### [Task goal]
Reproduce the following records exactly from the line containing "Give me the" onward, ending with the last line and including it.

### [Task data]
^^^^
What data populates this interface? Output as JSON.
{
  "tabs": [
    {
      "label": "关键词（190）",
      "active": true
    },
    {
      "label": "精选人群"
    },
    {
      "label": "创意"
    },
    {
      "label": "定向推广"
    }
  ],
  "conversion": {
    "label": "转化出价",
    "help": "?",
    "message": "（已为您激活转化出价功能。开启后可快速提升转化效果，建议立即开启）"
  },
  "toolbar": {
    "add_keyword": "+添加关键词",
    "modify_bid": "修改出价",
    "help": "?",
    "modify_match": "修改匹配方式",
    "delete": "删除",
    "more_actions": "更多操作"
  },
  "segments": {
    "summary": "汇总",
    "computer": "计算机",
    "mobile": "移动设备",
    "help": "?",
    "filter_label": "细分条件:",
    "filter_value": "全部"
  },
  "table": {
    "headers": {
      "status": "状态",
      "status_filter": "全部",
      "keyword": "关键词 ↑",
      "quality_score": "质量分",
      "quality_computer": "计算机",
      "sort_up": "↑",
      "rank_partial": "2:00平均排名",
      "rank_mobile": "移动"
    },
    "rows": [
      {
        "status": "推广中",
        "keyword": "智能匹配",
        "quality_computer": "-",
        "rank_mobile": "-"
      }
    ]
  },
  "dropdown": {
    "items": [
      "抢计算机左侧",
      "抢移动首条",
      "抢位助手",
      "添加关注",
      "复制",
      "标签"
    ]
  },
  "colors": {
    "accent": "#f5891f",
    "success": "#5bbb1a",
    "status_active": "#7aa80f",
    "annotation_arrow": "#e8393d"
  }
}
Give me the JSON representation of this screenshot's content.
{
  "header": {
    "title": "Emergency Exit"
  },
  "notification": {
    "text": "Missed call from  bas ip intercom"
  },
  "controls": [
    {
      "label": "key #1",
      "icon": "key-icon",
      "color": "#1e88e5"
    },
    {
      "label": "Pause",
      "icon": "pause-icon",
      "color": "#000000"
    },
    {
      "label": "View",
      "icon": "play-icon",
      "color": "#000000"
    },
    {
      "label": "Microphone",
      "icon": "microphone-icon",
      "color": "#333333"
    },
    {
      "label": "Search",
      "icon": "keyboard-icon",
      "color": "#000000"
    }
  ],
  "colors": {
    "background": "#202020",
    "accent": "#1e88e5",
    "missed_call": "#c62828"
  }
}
^^^^
### [Task result]
Give me the JSON representation of this screenshot's content.
{
  "header": {
    "title": "Emergency Exit"
  },
  "notification": {
    "text": "Missed call from  bas ip intercom"
  },
  "controls": [
    {
      "label": "key #1",
      "icon": "key-icon",
      "color": "#1e88e5"
    },
    {
      "label": "Pause",
      "icon": "pause-icon",
      "color": "#000000"
    },
    {
      "label": "View",
      "icon": "play-icon",
      "color": "#000000"
    },
    {
      "label": "Microphone",
      "icon": "microphone-icon",
      "color": "#333333"
    },
    {
      "label": "Search",
      "icon": "keyboard-icon",
      "color": "#000000"
    }
  ],
  "colors": {
    "background": "#202020",
    "accent": "#1e88e5",
    "missed_call": "#c62828"
  }
}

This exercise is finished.